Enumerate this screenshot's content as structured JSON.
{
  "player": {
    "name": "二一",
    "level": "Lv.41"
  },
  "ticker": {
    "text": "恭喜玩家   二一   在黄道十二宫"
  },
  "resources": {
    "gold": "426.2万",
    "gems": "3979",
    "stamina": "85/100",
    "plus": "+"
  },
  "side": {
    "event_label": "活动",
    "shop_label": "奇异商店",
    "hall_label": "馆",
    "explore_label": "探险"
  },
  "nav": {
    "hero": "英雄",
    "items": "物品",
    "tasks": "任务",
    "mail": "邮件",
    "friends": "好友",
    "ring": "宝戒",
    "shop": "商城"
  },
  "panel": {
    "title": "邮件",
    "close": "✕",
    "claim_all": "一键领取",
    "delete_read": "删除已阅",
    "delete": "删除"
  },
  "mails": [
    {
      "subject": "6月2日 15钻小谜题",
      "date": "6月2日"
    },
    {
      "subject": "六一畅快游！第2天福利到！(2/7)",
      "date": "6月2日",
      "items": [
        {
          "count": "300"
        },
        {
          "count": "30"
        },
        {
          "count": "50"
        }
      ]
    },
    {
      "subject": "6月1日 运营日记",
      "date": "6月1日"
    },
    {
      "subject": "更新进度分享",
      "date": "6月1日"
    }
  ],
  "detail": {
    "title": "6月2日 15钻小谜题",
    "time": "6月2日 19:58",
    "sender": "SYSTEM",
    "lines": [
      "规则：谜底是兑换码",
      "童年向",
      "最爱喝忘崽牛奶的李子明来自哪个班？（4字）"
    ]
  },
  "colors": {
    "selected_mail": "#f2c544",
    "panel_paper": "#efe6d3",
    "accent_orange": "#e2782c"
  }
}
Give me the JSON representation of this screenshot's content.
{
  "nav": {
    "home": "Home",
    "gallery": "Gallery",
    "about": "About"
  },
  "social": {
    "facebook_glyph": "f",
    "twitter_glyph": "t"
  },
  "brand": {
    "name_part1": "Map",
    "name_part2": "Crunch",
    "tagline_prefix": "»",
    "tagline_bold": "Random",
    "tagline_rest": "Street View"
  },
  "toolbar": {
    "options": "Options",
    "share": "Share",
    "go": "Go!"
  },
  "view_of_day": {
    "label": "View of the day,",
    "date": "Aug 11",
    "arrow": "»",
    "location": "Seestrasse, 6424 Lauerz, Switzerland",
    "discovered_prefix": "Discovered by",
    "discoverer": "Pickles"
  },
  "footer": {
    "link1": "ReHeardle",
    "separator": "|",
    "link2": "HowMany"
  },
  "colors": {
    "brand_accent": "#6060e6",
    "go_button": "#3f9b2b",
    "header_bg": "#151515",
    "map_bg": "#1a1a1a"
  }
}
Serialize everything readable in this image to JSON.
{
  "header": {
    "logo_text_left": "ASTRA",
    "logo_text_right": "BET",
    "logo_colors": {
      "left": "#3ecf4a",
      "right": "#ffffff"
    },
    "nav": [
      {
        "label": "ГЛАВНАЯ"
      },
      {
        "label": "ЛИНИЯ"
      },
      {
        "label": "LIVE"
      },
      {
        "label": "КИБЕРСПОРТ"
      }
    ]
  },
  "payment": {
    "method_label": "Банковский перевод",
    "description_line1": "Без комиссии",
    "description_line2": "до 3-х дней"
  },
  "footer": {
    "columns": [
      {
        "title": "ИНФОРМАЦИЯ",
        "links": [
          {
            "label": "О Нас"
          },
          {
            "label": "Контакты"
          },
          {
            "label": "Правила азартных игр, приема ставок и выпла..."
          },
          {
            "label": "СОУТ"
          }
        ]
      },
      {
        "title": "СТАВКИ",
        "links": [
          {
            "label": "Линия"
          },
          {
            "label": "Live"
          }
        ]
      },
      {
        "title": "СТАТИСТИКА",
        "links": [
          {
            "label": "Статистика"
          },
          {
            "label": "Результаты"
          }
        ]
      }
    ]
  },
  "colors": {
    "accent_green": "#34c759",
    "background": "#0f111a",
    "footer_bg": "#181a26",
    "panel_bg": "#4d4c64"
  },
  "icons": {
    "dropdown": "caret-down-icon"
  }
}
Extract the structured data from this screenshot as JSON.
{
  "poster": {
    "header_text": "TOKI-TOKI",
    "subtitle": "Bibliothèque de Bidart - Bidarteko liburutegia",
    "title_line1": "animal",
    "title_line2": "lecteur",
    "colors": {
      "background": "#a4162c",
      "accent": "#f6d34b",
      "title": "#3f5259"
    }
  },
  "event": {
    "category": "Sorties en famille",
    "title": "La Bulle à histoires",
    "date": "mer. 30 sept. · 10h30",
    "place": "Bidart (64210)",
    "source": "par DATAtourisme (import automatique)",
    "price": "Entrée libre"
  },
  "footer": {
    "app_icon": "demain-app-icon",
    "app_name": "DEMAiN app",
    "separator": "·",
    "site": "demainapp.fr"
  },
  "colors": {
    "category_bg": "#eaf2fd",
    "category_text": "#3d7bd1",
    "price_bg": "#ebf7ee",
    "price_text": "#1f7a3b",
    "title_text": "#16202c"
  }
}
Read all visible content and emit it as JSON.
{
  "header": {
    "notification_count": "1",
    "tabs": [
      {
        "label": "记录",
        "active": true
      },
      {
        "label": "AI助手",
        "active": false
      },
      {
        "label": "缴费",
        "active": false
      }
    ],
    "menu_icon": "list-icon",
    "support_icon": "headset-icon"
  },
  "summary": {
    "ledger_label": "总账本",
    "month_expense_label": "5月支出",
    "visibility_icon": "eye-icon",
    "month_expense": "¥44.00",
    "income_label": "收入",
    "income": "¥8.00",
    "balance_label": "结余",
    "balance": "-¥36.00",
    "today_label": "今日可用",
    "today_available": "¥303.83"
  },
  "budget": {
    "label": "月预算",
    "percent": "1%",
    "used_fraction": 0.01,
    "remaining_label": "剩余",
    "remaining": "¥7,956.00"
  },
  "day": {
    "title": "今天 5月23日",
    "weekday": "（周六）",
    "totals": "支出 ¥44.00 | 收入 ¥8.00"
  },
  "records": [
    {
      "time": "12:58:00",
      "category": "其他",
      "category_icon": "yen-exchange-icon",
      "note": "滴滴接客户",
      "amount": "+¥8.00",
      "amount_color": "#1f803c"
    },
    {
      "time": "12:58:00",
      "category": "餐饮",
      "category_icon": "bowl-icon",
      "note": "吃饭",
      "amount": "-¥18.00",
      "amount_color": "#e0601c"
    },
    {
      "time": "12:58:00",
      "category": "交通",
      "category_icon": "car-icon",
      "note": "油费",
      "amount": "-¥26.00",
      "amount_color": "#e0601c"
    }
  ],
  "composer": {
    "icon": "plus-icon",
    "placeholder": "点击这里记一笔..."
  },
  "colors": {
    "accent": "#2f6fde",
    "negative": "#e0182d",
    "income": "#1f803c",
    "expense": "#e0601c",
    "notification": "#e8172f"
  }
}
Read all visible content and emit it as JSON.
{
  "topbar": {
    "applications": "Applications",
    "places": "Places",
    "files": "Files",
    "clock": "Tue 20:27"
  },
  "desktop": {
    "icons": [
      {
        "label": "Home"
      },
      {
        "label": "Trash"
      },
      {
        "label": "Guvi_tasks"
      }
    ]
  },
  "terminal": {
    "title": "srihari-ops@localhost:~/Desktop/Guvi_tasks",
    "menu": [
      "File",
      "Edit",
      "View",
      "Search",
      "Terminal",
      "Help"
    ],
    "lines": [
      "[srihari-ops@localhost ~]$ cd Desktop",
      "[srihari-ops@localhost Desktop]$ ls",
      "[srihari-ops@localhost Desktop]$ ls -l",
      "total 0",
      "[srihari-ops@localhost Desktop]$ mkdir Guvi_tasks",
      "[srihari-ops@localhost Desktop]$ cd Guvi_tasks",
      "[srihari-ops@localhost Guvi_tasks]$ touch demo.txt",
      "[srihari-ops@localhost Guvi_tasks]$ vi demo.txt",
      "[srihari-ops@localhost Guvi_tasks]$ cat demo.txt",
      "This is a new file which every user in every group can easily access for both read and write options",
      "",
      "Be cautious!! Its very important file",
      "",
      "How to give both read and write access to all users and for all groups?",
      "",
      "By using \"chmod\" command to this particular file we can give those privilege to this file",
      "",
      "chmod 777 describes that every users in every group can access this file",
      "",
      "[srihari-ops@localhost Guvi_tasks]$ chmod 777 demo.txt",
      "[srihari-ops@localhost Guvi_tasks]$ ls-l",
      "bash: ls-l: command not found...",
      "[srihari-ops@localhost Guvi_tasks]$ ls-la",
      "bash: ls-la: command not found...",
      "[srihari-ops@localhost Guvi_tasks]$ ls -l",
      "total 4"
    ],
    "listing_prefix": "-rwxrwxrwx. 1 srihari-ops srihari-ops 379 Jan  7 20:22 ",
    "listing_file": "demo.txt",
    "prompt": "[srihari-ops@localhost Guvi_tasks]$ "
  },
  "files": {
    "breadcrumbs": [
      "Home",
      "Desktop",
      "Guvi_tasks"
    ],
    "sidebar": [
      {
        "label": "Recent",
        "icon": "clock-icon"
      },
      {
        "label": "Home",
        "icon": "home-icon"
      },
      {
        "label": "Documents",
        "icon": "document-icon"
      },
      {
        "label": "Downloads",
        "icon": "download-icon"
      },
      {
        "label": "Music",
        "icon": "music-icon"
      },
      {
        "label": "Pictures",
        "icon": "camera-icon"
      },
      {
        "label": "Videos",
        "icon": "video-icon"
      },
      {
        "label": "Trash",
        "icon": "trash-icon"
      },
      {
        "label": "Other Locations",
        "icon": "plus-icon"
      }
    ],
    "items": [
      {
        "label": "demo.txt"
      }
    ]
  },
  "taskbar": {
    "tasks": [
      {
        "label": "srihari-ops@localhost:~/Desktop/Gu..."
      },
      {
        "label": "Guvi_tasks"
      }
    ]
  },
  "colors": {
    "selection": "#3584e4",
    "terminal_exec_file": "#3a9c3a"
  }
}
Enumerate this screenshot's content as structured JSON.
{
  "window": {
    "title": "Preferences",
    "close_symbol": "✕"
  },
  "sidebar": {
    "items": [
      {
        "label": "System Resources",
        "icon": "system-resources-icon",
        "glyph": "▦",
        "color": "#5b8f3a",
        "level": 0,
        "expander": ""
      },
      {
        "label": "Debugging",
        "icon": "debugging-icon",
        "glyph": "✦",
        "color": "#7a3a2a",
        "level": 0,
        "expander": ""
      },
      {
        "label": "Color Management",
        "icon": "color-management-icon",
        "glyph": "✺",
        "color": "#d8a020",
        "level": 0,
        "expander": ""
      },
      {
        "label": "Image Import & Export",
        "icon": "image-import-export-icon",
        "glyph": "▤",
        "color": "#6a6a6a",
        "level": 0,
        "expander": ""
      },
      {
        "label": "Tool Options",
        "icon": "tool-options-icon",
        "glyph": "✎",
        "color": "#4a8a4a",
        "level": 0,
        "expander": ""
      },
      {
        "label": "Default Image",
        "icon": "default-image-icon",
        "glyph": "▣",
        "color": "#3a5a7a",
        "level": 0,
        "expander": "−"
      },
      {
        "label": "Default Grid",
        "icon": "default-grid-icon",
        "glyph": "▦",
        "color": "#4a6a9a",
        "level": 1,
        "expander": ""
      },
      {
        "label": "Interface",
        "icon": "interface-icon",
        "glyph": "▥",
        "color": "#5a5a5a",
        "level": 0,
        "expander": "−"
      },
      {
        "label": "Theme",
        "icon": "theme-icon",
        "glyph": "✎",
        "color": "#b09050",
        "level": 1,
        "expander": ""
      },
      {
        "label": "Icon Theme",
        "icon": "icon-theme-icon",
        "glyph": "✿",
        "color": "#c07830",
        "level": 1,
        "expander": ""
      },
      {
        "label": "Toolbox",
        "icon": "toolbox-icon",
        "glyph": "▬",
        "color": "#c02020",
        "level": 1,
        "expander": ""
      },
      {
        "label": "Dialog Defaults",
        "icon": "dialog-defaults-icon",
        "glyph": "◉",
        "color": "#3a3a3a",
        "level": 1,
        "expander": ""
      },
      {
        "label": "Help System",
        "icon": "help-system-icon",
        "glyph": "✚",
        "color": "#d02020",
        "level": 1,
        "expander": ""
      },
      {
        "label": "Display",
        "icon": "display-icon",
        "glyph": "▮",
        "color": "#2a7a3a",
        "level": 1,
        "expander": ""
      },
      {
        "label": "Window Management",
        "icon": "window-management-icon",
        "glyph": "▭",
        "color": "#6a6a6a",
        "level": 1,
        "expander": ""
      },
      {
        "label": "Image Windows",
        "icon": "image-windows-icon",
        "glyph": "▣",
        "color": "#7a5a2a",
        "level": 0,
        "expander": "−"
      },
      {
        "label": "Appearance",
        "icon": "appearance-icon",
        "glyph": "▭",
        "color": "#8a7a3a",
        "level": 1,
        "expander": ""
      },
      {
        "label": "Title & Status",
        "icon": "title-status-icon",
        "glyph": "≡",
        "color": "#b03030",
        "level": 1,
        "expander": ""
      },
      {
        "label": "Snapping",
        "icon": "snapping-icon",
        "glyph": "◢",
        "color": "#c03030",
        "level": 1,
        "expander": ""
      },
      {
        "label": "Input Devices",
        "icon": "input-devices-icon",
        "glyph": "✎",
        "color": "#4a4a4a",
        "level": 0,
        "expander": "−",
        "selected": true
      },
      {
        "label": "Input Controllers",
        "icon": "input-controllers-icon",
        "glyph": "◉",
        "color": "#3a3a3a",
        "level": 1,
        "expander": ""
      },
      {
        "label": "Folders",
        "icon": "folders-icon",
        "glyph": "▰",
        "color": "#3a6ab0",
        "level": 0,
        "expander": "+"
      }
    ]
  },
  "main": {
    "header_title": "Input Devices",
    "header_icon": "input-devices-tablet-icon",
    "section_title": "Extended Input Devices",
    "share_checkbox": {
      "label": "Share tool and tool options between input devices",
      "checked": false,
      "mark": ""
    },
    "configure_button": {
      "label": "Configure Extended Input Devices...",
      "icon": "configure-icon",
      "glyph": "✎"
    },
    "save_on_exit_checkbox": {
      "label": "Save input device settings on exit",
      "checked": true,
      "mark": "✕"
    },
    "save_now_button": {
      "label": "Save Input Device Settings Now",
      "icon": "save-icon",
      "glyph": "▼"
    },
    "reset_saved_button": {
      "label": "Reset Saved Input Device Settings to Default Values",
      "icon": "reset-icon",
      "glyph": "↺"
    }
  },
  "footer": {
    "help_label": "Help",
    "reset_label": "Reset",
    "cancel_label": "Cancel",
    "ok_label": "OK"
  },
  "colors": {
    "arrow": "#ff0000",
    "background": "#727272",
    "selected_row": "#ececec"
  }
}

-------

**EXERCISE BRIEF**: Locate each line containing the string "command" and show it.

**REPLY TO THE TASK**:
      "By using \"chmod\" command to this particular file we can give those privilege to this file",
      "bash: ls-l: command not found...",
      "bash: ls-la: command not found...",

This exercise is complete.